**** Exercise input ****

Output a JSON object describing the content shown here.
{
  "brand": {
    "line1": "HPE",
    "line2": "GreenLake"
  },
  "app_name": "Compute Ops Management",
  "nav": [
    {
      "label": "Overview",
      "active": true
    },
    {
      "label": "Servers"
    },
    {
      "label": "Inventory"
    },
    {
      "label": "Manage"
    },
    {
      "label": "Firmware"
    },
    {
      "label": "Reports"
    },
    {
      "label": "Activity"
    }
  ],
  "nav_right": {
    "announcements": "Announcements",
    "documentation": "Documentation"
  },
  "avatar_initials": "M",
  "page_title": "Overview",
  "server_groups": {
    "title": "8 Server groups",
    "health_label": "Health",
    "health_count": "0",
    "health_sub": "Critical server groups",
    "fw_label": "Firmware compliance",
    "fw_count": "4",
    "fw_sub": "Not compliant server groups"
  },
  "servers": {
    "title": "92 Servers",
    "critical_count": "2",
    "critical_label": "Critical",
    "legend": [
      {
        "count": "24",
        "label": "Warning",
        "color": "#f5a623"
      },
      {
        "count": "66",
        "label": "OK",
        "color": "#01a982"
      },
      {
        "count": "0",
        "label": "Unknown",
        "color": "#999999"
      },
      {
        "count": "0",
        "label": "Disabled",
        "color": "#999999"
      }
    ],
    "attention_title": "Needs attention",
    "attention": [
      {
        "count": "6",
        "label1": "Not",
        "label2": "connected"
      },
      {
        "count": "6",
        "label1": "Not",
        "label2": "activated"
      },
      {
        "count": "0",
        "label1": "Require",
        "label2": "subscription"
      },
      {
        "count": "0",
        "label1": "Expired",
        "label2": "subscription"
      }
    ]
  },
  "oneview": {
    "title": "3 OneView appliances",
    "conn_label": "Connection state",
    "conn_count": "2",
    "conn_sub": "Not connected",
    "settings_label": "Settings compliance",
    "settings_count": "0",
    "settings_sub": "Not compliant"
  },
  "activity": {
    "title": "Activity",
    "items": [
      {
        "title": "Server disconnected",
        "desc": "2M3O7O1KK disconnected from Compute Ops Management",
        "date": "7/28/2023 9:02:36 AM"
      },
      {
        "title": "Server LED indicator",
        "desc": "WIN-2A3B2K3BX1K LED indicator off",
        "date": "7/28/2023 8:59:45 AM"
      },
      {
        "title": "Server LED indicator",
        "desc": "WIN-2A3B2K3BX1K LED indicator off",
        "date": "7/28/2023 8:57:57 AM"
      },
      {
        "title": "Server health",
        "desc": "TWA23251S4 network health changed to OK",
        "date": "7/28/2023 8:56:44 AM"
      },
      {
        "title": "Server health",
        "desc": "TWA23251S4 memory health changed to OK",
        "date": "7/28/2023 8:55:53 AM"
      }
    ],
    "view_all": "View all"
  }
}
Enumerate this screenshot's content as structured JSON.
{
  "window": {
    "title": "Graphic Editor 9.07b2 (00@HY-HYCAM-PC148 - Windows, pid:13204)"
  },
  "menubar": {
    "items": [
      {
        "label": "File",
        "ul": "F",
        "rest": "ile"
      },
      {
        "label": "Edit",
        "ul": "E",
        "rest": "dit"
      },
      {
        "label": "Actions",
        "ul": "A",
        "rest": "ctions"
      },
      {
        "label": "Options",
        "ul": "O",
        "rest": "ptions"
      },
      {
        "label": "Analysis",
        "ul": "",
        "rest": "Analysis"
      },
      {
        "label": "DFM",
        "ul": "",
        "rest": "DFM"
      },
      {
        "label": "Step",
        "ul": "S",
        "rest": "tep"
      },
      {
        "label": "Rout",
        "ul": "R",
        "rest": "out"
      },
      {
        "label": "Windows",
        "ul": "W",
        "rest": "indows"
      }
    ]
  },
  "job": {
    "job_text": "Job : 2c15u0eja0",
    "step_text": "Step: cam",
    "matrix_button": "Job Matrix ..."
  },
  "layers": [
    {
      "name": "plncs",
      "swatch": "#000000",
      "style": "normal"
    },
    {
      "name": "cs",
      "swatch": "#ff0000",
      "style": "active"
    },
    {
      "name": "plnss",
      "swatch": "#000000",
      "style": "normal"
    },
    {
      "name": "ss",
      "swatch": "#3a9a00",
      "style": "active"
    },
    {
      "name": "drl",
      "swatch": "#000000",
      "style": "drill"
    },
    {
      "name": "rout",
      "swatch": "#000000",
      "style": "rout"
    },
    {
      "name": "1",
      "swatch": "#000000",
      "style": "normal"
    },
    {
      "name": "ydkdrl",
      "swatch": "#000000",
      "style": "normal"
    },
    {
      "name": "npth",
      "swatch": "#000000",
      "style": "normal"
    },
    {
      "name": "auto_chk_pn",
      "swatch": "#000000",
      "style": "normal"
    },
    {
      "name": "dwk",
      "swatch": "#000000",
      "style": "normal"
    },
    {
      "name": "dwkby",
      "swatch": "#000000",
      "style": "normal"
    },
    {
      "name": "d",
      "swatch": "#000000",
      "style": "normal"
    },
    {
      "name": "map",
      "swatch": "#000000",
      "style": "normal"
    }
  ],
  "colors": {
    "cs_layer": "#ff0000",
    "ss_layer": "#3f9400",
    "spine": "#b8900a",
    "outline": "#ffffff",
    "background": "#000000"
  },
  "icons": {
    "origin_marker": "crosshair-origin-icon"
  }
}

****

* _Task objective_:
Reproduce the material precisely, including every line.

* _Final answer_:
Output a JSON object describing the content shown here.
{
  "brand": {
    "line1": "HPE",
    "line2": "GreenLake"
  },
  "app_name": "Compute Ops Management",
  "nav": [
    {
      "label": "Overview",
      "active": true
    },
    {
      "label": "Servers"
    },
    {
      "label": "Inventory"
    },
    {
      "label": "Manage"
    },
    {
      "label": "Firmware"
    },
    {
      "label": "Reports"
    },
    {
      "label": "Activity"
    }
  ],
  "nav_right": {
    "announcements": "Announcements",
    "documentation": "Documentation"
  },
  "avatar_initials": "M",
  "page_title": "Overview",
  "server_groups": {
    "title": "8 Server groups",
    "health_label": "Health",
    "health_count": "0",
    "health_sub": "Critical server groups",
    "fw_label": "Firmware compliance",
    "fw_count": "4",
    "fw_sub": "Not compliant server groups"
  },
  "servers": {
    "title": "92 Servers",
    "critical_count": "2",
    "critical_label": "Critical",
    "legend": [
      {
        "count": "24",
        "label": "Warning",
        "color": "#f5a623"
      },
      {
        "count": "66",
        "label": "OK",
        "color": "#01a982"
      },
      {
        "count": "0",
        "label": "Unknown",
        "color": "#999999"
      },
      {
        "count": "0",
        "label": "Disabled",
        "color": "#999999"
      }
    ],
    "attention_title": "Needs attention",
    "attention": [
      {
        "count": "6",
        "label1": "Not",
        "label2": "connected"
      },
      {
        "count": "6",
        "label1": "Not",
        "label2": "activated"
      },
      {
        "count": "0",
        "label1": "Require",
        "label2": "subscription"
      },
      {
        "count": "0",
        "label1": "Expired",
        "label2": "subscription"
      }
    ]
  },
  "oneview": {
    "title": "3 OneView appliances",
    "conn_label": "Connection state",
    "conn_count": "2",
    "conn_sub": "Not connected",
    "settings_label": "Settings compliance",
    "settings_count": "0",
    "settings_sub": "Not compliant"
  },
  "activity": {
    "title": "Activity",
    "items": [
      {
        "title": "Server disconnected",
        "desc": "2M3O7O1KK disconnected from Compute Ops Management",
        "date": "7/28/2023 9:02:36 AM"
      },
      {
        "title": "Server LED indicator",
        "desc": "WIN-2A3B2K3BX1K LED indicator off",
        "date": "7/28/2023 8:59:45 AM"
      },
      {
        "title": "Server LED indicator",
        "desc": "WIN-2A3B2K3BX1K LED indicator off",
        "date": "7/28/2023 8:57:57 AM"
      },
      {
        "title": "Server health",
        "desc": "TWA23251S4 network health changed to OK",
        "date": "7/28/2023 8:56:44 AM"
      },
      {
        "title": "Server health",
        "desc": "TWA23251S4 memory health changed to OK",
        "date": "7/28/2023 8:55:53 AM"
      }
    ],
    "view_all": "View all"
  }
}
Enumerate this screenshot's content as structured JSON.
{
  "window": {
    "title": "Graphic Editor 9.07b2 (00@HY-HYCAM-PC148 - Windows, pid:13204)"
  },
  "menubar": {
    "items": [
      {
        "label": "File",
        "ul": "F",
        "rest": "ile"
      },
      {
        "label": "Edit",
        "ul": "E",
        "rest": "dit"
      },
      {
        "label": "Actions",
        "ul": "A",
        "rest": "ctions"
      },
      {
        "label": "Options",
        "ul": "O",
        "rest": "ptions"
      },
      {
        "label": "Analysis",
        "ul": "",
        "rest": "Analysis"
      },
      {
        "label": "DFM",
        "ul": "",
        "rest": "DFM"
      },
      {
        "label": "Step",
        "ul": "S",
        "rest": "tep"
      },
      {
        "label": "Rout",
        "ul": "R",
        "rest": "out"
      },
      {
        "label": "Windows",
        "ul": "W",
        "rest": "indows"
      }
    ]
  },
  "job": {
    "job_text": "Job : 2c15u0eja0",
    "step_text": "Step: cam",
    "matrix_button": "Job Matrix ..."
  },
  "layers": [
    {
      "name": "plncs",
      "swatch": "#000000",
      "style": "normal"
    },
    {
      "name": "cs",
      "swatch": "#ff0000",
      "style": "active"
    },
    {
      "name": "plnss",
      "swatch": "#000000",
      "style": "normal"
    },
    {
      "name": "ss",
      "swatch": "#3a9a00",
      "style": "active"
    },
    {
      "name": "drl",
      "swatch": "#000000",
      "style": "drill"
    },
    {
      "name": "rout",
      "swatch": "#000000",
      "style": "rout"
    },
    {
      "name": "1",
      "swatch": "#000000",
      "style": "normal"
    },
    {
      "name": "ydkdrl",
      "swatch": "#000000",
      "style": "normal"
    },
    {
      "name": "npth",
      "swatch": "#000000",
      "style": "normal"
    },
    {
      "name": "auto_chk_pn",
      "swatch": "#000000",
      "style": "normal"
    },
    {
      "name": "dwk",
      "swatch": "#000000",
      "style": "normal"
    },
    {
      "name": "dwkby",
      "swatch": "#000000",
      "style": "normal"
    },
    {
      "name": "d",
      "swatch": "#000000",
      "style": "normal"
    },
    {
      "name": "map",
      "swatch": "#000000",
      "style": "normal"
    }
  ],
  "colors": {
    "cs_layer": "#ff0000",
    "ss_layer": "#3f9400",
    "spine": "#b8900a",
    "outline": "#ffffff",
    "background": "#000000"
  },
  "icons": {
    "origin_marker": "crosshair-origin-icon"
  }
}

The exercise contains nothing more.